- INPUT FOR THIS TASK -
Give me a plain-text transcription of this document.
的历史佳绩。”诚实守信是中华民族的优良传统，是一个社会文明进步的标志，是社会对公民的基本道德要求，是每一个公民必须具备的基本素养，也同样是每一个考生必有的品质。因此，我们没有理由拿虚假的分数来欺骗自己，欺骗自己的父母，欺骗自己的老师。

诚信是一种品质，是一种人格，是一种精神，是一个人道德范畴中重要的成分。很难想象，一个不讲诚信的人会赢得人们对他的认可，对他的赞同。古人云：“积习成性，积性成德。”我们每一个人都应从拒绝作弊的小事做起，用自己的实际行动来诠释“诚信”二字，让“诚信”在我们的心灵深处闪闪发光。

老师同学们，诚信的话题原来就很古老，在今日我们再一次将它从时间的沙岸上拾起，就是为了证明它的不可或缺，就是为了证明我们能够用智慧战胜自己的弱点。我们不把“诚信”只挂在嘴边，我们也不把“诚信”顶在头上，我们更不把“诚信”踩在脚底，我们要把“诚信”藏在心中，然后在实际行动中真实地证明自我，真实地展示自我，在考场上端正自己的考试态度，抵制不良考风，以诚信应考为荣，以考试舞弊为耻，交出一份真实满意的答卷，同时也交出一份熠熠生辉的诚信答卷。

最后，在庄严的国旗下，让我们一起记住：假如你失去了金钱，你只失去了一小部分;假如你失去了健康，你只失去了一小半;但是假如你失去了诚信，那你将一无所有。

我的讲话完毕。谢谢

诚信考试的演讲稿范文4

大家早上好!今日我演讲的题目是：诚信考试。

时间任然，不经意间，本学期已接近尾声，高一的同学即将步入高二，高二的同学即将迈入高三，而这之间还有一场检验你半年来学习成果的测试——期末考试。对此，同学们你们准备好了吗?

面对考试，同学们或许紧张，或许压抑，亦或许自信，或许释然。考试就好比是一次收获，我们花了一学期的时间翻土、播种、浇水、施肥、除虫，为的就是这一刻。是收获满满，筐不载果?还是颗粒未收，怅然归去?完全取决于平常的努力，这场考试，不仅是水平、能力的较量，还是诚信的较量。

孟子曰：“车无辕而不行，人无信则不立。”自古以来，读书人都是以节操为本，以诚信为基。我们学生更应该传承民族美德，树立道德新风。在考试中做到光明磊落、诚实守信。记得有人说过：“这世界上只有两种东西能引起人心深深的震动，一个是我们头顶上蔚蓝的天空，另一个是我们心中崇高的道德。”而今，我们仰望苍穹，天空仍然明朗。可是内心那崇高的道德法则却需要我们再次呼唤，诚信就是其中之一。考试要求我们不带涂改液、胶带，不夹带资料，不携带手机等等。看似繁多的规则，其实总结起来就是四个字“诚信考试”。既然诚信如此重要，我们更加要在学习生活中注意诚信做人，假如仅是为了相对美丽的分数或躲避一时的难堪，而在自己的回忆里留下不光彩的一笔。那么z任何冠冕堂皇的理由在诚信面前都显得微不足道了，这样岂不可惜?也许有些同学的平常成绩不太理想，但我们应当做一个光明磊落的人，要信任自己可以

- TASK REQUIREMENTS -
Output all of the data again, exactly.

- RESPONSE TO THIS EXERCISE -
Give me a plain-text transcription of this document.
的历史佳绩。”诚实守信是中华民族的优良传统，是一个社会文明进步的标志，是社会对公民的基本道德要求，是每一个公民必须具备的基本素养，也同样是每一个考生必有的品质。因此，我们没有理由拿虚假的分数来欺骗自己，欺骗自己的父母，欺骗自己的老师。

诚信是一种品质，是一种人格，是一种精神，是一个人道德范畴中重要的成分。很难想象，一个不讲诚信的人会赢得人们对他的认可，对他的赞同。古人云：“积习成性，积性成德。”我们每一个人都应从拒绝作弊的小事做起，用自己的实际行动来诠释“诚信”二字，让“诚信”在我们的心灵深处闪闪发光。

老师同学们，诚信的话题原来就很古老，在今日我们再一次将它从时间的沙岸上拾起，就是为了证明它的不可或缺，就是为了证明我们能够用智慧战胜自己的弱点。我们不把“诚信”只挂在嘴边，我们也不把“诚信”顶在头上，我们更不把“诚信”踩在脚底，我们要把“诚信”藏在心中，然后在实际行动中真实地证明自我，真实地展示自我，在考场上端正自己的考试态度，抵制不良考风，以诚信应考为荣，以考试舞弊为耻，交出一份真实满意的答卷，同时也交出一份熠熠生辉的诚信答卷。

最后，在庄严的国旗下，让我们一起记住：假如你失去了金钱，你只失去了一小部分;假如你失去了健康，你只失去了一小半;但是假如你失去了诚信，那你将一无所有。

我的讲话完毕。谢谢

诚信考试的演讲稿范文4

大家早上好!今日我演讲的题目是：诚信考试。

时间任然，不经意间，本学期已接近尾声，高一的同学即将步入高二，高二的同学即将迈入高三，而这之间还有一场检验你半年来学习成果的测试——期末考试。对此，同学们你们准备好了吗?

面对考试，同学们或许紧张，或许压抑，亦或许自信，或许释然。考试就好比是一次收获，我们花了一学期的时间翻土、播种、浇水、施肥、除虫，为的就是这一刻。是收获满满，筐不载果?还是颗粒未收，怅然归去?完全取决于平常的努力，这场考试，不仅是水平、能力的较量，还是诚信的较量。

孟子曰：“车无辕而不行，人无信则不立。”自古以来，读书人都是以节操为本，以诚信为基。我们学生更应该传承民族美德，树立道德新风。在考试中做到光明磊落、诚实守信。记得有人说过：“这世界上只有两种东西能引起人心深深的震动，一个是我们头顶上蔚蓝的天空，另一个是我们心中崇高的道德。”而今，我们仰望苍穹，天空仍然明朗。可是内心那崇高的道德法则却需要我们再次呼唤，诚信就是其中之一。考试要求我们不带涂改液、胶带，不夹带资料，不携带手机等等。看似繁多的规则，其实总结起来就是四个字“诚信考试”。既然诚信如此重要，我们更加要在学习生活中注意诚信做人，假如仅是为了相对美丽的分数或躲避一时的难堪，而在自己的回忆里留下不光彩的一笔。那么z任何冠冕堂皇的理由在诚信面前都显得微不足道了，这样岂不可惜?也许有些同学的平常成绩不太理想，但我们应当做一个光明磊落的人，要信任自己可以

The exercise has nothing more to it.